• [INSTRUCTIONS FOR THE TASK]:
Retrieve every line from the records in which the word "mellan" occurs.

** Opening MATERIAL PROVIDED block **

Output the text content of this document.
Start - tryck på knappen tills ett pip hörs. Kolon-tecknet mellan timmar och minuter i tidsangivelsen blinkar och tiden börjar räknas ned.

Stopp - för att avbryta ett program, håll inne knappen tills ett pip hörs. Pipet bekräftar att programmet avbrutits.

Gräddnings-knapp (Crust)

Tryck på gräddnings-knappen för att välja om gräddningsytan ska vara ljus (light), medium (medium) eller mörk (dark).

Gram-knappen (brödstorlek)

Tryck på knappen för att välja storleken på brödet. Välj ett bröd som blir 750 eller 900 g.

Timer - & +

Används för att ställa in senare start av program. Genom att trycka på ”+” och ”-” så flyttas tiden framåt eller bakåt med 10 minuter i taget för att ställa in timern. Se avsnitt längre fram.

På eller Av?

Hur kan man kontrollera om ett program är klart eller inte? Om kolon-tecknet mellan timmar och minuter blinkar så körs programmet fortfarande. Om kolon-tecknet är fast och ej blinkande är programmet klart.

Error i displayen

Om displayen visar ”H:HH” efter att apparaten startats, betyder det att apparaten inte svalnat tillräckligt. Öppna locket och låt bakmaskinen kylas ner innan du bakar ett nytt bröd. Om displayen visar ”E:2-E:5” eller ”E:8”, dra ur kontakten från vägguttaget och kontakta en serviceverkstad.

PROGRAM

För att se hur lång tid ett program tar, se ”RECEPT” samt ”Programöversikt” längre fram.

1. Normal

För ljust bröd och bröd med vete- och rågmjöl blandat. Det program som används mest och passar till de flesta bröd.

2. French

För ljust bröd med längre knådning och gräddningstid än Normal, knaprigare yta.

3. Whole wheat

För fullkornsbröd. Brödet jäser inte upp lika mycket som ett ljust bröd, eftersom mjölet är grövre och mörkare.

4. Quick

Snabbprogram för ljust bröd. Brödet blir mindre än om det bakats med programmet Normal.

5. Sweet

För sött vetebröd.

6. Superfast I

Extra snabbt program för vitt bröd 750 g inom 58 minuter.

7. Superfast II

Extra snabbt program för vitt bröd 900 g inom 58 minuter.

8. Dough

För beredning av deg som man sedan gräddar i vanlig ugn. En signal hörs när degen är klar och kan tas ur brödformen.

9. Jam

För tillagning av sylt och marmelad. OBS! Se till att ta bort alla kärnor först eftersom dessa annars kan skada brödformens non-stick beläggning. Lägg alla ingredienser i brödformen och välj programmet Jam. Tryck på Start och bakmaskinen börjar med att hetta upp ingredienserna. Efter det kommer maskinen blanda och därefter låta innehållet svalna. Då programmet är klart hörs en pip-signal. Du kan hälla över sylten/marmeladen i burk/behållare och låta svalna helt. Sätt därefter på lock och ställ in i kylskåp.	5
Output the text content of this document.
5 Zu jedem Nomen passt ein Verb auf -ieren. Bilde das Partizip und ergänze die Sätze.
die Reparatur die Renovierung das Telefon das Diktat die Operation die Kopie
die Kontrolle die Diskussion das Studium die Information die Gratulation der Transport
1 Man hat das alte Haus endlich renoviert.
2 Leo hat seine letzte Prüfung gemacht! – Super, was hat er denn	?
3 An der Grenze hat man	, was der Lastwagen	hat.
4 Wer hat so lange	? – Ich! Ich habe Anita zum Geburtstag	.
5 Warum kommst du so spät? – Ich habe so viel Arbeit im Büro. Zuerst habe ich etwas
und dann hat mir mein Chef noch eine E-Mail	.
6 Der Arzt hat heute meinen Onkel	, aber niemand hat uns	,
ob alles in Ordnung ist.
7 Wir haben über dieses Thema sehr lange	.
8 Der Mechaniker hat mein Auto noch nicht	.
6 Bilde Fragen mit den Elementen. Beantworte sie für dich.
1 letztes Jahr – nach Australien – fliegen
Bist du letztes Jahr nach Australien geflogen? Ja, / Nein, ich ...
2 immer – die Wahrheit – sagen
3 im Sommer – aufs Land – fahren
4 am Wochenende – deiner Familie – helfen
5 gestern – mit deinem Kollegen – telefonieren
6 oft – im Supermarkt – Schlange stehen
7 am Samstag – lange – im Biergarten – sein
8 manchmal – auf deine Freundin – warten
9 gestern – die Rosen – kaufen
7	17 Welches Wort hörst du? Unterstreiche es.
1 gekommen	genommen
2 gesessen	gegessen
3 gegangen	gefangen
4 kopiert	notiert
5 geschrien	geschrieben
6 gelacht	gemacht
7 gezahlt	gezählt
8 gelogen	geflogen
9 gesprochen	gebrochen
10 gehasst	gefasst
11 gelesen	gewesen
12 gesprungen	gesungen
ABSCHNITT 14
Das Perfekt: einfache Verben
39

** Closing MATERIAL PROVIDED block **

• [ANSWER BOX]:
Start - tryck på knappen tills ett pip hörs. Kolon-tecknet mellan timmar och minuter i tidsangivelsen blinkar och tiden börjar räknas ned.
Hur kan man kontrollera om ett program är klart eller inte? Om kolon-tecknet mellan timmar och minuter blinkar så körs programmet fortfarande. Om kolon-tecknet är fast och ej blinkande är programmet klart.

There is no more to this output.